* Records for the exercise *
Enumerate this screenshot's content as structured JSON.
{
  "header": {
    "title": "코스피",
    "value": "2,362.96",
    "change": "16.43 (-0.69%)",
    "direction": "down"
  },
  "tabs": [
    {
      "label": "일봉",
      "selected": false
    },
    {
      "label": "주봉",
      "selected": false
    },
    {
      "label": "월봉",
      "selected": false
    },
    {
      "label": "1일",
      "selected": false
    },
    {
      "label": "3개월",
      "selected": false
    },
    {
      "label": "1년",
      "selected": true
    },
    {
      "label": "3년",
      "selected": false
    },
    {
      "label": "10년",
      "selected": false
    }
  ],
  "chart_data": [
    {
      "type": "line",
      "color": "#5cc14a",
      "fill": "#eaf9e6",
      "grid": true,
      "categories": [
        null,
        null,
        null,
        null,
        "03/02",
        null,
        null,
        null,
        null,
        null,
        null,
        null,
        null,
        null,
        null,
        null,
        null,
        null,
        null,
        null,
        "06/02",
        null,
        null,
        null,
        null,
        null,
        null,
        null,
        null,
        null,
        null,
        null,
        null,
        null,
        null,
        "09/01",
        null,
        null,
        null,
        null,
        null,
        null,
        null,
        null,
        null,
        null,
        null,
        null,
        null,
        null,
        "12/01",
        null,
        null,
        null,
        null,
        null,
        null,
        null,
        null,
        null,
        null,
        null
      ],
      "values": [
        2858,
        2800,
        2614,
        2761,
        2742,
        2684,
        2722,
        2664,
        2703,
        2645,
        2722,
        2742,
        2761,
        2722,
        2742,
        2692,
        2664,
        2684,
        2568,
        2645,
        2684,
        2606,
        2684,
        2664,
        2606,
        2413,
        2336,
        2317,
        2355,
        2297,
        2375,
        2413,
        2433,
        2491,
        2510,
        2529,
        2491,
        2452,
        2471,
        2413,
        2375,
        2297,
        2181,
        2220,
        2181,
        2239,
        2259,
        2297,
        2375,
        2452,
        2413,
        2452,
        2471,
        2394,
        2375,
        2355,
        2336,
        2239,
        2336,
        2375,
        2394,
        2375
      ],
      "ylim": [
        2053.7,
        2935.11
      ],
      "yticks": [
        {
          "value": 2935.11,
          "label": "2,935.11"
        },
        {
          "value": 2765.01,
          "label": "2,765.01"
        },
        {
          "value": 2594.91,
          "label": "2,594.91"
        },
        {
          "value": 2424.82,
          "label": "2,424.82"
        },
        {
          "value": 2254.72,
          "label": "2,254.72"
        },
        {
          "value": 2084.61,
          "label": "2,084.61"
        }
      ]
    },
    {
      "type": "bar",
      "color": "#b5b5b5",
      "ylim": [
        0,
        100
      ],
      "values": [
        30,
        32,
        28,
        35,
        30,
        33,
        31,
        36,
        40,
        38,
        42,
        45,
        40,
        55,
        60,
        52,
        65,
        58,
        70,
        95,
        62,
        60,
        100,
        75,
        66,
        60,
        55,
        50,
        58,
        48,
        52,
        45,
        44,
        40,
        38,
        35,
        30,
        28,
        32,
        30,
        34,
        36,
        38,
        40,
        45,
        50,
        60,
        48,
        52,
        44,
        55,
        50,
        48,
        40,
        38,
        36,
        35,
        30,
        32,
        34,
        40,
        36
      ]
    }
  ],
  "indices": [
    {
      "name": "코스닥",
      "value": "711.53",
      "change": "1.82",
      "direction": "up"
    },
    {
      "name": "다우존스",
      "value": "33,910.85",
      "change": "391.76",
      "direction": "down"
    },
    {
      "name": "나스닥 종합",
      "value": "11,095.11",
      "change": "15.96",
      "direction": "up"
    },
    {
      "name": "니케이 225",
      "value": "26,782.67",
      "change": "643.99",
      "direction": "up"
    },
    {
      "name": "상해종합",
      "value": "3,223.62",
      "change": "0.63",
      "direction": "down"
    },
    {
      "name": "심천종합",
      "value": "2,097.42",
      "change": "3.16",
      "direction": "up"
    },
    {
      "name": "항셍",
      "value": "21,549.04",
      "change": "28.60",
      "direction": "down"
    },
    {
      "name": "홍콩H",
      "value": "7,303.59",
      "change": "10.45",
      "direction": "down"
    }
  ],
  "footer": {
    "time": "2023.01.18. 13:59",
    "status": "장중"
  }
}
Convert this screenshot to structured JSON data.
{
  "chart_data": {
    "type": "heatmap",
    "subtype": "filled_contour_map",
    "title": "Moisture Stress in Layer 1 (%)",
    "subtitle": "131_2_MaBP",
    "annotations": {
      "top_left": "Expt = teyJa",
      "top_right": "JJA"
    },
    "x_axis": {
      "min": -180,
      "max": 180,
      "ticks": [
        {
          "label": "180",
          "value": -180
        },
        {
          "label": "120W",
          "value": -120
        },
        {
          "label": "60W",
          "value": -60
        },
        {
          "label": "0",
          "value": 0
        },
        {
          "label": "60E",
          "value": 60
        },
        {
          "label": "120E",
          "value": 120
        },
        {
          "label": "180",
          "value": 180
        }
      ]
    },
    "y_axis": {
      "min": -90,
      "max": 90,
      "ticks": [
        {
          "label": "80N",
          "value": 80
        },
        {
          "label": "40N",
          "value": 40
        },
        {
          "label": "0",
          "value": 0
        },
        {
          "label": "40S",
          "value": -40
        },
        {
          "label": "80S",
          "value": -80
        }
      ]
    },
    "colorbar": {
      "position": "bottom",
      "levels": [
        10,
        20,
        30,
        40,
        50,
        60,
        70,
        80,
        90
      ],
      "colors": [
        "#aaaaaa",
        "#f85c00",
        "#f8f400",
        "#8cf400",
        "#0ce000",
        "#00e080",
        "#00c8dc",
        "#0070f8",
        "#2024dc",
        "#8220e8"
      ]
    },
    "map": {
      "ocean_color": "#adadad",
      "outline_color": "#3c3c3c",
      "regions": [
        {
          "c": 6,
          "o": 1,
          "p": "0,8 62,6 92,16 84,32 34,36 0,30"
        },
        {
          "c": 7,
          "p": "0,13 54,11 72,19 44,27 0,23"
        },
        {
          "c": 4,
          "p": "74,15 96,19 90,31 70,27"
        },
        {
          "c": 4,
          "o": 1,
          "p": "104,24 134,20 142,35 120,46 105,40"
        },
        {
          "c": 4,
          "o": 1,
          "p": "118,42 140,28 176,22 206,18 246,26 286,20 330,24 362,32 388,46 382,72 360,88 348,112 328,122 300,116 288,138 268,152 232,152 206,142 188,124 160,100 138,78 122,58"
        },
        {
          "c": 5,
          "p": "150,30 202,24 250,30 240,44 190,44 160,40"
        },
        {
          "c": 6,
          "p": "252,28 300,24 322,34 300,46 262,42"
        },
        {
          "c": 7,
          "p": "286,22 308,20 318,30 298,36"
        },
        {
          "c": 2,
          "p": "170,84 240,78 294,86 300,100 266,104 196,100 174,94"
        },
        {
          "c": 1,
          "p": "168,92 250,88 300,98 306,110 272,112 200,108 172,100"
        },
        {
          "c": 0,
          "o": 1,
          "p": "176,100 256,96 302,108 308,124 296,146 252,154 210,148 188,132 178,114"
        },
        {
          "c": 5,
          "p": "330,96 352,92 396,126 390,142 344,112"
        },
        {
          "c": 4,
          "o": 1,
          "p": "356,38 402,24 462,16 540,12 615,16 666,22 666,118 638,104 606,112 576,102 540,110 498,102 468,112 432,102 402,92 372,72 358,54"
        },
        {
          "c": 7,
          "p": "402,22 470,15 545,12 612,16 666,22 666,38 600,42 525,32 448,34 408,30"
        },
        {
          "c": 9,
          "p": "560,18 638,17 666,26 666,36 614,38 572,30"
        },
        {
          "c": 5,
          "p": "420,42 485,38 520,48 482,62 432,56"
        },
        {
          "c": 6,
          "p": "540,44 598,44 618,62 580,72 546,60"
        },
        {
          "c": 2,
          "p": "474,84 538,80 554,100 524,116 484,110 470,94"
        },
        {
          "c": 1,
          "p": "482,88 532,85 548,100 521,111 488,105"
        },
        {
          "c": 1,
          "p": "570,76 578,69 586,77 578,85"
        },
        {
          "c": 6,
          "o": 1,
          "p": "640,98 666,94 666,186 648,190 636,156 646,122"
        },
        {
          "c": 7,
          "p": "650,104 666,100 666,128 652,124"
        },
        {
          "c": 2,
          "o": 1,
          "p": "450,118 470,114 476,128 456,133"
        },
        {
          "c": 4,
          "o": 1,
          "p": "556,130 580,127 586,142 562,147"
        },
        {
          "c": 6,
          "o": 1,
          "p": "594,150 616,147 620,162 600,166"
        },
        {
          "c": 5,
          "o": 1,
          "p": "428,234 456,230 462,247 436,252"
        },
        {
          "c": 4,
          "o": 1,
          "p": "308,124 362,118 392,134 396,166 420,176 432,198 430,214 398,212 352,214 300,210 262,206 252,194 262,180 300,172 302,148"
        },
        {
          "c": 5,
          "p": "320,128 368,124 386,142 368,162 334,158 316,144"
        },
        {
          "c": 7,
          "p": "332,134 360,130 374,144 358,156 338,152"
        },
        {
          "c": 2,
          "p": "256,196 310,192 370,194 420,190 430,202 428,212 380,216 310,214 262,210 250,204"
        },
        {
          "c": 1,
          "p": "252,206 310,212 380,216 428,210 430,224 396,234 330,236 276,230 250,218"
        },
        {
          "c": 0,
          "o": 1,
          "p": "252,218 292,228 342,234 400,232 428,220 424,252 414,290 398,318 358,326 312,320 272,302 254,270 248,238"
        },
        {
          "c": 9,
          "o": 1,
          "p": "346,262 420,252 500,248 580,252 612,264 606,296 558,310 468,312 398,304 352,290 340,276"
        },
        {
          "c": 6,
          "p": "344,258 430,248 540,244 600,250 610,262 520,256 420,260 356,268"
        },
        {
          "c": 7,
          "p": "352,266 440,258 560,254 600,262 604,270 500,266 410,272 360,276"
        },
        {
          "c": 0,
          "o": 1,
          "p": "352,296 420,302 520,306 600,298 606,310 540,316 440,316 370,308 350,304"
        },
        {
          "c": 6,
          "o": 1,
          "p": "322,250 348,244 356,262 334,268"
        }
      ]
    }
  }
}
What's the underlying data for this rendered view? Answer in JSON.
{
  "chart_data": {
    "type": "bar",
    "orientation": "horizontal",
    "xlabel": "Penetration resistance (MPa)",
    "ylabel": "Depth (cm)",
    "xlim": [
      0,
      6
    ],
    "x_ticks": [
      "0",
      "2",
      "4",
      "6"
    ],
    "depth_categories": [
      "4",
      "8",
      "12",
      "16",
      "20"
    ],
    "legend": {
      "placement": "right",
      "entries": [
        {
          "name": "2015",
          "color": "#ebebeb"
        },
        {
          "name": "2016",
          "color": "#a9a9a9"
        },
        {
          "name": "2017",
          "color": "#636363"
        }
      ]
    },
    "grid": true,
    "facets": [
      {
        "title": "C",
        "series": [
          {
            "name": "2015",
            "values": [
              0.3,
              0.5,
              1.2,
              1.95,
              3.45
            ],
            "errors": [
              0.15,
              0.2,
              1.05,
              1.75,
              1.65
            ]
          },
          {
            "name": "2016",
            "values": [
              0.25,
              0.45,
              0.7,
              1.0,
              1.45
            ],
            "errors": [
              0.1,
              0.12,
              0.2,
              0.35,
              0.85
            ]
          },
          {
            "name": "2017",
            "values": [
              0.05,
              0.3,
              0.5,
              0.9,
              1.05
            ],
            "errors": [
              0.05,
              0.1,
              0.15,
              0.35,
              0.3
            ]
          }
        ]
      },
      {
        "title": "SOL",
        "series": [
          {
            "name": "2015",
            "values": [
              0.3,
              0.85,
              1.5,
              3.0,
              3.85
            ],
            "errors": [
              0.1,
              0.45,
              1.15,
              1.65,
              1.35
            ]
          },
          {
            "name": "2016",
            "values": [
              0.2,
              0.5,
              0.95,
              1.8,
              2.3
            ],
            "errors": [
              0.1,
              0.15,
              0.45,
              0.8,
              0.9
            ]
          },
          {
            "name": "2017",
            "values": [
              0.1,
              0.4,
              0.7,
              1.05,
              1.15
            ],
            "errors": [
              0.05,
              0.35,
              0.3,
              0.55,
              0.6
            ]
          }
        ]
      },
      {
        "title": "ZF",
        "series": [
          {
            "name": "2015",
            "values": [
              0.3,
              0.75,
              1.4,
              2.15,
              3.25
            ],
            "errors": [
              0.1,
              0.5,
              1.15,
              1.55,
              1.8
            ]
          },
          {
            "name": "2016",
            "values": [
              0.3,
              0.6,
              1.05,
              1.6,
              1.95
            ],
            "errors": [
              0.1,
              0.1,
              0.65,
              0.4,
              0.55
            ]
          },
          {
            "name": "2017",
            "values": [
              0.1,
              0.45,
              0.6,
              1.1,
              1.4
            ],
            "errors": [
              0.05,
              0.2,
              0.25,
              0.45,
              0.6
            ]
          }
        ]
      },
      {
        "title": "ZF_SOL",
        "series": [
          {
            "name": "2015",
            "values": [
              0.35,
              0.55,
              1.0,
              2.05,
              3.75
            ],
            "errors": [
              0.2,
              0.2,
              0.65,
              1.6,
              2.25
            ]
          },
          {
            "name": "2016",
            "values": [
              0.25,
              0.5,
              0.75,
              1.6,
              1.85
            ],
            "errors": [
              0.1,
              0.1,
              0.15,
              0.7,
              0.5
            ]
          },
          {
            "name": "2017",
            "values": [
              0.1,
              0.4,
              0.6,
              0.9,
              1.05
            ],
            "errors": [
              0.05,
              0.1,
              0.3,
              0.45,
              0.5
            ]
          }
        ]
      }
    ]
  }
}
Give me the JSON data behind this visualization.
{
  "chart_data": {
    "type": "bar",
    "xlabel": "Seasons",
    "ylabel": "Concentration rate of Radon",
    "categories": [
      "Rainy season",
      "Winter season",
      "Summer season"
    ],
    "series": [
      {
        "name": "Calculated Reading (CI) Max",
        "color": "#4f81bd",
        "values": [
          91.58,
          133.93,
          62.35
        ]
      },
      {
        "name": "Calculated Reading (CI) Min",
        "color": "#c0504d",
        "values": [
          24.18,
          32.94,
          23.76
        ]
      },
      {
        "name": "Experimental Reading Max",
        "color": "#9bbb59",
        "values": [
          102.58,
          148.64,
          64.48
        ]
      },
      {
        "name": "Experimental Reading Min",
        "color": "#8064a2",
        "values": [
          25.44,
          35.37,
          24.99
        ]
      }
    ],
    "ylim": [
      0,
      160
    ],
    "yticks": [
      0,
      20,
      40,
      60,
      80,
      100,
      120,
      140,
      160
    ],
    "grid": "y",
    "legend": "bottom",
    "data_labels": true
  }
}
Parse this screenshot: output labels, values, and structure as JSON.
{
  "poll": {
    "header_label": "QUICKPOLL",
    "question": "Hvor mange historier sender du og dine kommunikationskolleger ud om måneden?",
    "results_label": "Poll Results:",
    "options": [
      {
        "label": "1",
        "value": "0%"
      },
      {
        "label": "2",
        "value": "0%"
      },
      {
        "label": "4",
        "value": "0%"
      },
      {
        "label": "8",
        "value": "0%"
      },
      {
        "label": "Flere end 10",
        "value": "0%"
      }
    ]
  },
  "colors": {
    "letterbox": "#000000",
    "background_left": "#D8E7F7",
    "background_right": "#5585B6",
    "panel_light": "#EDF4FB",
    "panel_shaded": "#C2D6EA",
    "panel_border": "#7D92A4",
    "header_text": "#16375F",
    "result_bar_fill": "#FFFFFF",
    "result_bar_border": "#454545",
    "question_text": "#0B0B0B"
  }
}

* Given exercise *
From the records given above, copy all lines containing "JSON".

* Result of this task *
Enumerate this screenshot's content as structured JSON.
Convert this screenshot to structured JSON data.
What's the underlying data for this rendered view? Answer in JSON.
Give me the JSON data behind this visualization.
Parse this screenshot: output labels, values, and structure as JSON.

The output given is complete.